> **PROVIDED RECORDS**
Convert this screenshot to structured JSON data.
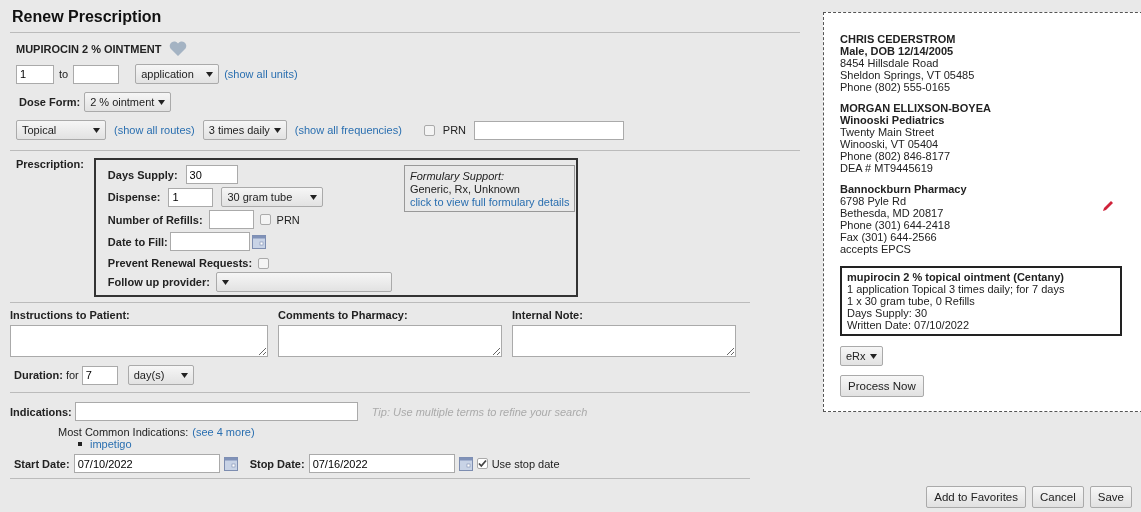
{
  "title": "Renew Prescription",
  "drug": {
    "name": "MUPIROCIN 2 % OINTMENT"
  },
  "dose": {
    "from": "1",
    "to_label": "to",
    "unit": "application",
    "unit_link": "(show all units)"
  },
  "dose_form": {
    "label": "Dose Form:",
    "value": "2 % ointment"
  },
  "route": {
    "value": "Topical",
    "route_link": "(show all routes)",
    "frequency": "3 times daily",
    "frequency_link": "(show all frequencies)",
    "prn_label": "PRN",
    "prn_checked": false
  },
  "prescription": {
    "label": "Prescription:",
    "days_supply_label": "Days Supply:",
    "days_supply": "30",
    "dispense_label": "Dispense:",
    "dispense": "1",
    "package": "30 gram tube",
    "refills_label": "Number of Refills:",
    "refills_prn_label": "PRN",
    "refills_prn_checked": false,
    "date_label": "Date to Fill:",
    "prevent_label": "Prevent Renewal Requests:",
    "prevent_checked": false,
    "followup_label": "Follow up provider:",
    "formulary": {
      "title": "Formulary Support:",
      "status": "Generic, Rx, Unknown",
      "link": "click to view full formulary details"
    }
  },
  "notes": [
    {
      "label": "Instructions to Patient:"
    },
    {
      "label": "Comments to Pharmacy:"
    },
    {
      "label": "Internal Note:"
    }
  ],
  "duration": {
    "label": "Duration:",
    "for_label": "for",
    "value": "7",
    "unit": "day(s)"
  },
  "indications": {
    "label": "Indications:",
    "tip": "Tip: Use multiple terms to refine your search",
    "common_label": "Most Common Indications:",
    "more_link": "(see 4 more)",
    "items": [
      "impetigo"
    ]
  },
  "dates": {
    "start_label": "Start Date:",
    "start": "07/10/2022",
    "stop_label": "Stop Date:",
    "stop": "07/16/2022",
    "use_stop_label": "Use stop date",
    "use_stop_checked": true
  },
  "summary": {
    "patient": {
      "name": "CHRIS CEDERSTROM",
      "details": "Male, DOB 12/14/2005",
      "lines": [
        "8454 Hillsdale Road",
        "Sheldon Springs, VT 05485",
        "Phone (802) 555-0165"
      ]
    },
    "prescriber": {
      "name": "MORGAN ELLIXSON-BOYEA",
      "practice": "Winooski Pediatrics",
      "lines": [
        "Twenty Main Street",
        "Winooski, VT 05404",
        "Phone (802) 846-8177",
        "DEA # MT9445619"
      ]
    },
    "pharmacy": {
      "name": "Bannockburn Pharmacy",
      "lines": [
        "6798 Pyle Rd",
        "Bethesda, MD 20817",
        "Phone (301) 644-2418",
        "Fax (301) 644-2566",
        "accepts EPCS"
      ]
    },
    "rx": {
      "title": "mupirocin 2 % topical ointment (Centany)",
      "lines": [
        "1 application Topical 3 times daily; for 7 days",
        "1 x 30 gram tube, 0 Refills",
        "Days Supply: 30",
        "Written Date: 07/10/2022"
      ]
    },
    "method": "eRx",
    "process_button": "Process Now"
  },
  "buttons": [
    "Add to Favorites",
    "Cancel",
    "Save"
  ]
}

> **SHORT PROBLEM**
Copy the records exactly as they appear, excluding images.

> **RESPONSE TO THIS EXERCISE**
Convert this screenshot to structured JSON data.
{
  "title": "Renew Prescription",
  "drug": {
    "name": "MUPIROCIN 2 % OINTMENT"
  },
  "dose": {
    "from": "1",
    "to_label": "to",
    "unit": "application",
    "unit_link": "(show all units)"
  },
  "dose_form": {
    "label": "Dose Form:",
    "value": "2 % ointment"
  },
  "route": {
    "value": "Topical",
    "route_link": "(show all routes)",
    "frequency": "3 times daily",
    "frequency_link": "(show all frequencies)",
    "prn_label": "PRN",
    "prn_checked": false
  },
  "prescription": {
    "label": "Prescription:",
    "days_supply_label": "Days Supply:",
    "days_supply": "30",
    "dispense_label": "Dispense:",
    "dispense": "1",
    "package": "30 gram tube",
    "refills_label": "Number of Refills:",
    "refills_prn_label": "PRN",
    "refills_prn_checked": false,
    "date_label": "Date to Fill:",
    "prevent_label": "Prevent Renewal Requests:",
    "prevent_checked": false,
    "followup_label": "Follow up provider:",
    "formulary": {
      "title": "Formulary Support:",
      "status": "Generic, Rx, Unknown",
      "link": "click to view full formulary details"
    }
  },
  "notes": [
    {
      "label": "Instructions to Patient:"
    },
    {
      "label": "Comments to Pharmacy:"
    },
    {
      "label": "Internal Note:"
    }
  ],
  "duration": {
    "label": "Duration:",
    "for_label": "for",
    "value": "7",
    "unit": "day(s)"
  },
  "indications": {
    "label": "Indications:",
    "tip": "Tip: Use multiple terms to refine your search",
    "common_label": "Most Common Indications:",
    "more_link": "(see 4 more)",
    "items": [
      "impetigo"
    ]
  },
  "dates": {
    "start_label": "Start Date:",
    "start": "07/10/2022",
    "stop_label": "Stop Date:",
    "stop": "07/16/2022",
    "use_stop_label": "Use stop date",
    "use_stop_checked": true
  },
  "summary": {
    "patient": {
      "name": "CHRIS CEDERSTROM",
      "details": "Male, DOB 12/14/2005",
      "lines": [
        "8454 Hillsdale Road",
        "Sheldon Springs, VT 05485",
        "Phone (802) 555-0165"
      ]
    },
    "prescriber": {
      "name": "MORGAN ELLIXSON-BOYEA",
      "practice": "Winooski Pediatrics",
      "lines": [
        "Twenty Main Street",
        "Winooski, VT 05404",
        "Phone (802) 846-8177",
        "DEA # MT9445619"
      ]
    },
    "pharmacy": {
      "name": "Bannockburn Pharmacy",
      "lines": [
        "6798 Pyle Rd",
        "Bethesda, MD 20817",
        "Phone (301) 644-2418",
        "Fax (301) 644-2566",
        "accepts EPCS"
      ]
    },
    "rx": {
      "title": "mupirocin 2 % topical ointment (Centany)",
      "lines": [
        "1 application Topical 3 times daily; for 7 days",
        "1 x 30 gram tube, 0 Refills",
        "Days Supply: 30",
        "Written Date: 07/10/2022"
      ]
    },
    "method": "eRx",
    "process_button": "Process Now"
  },
  "buttons": [
    "Add to Favorites",
    "Cancel",
    "Save"
  ]
}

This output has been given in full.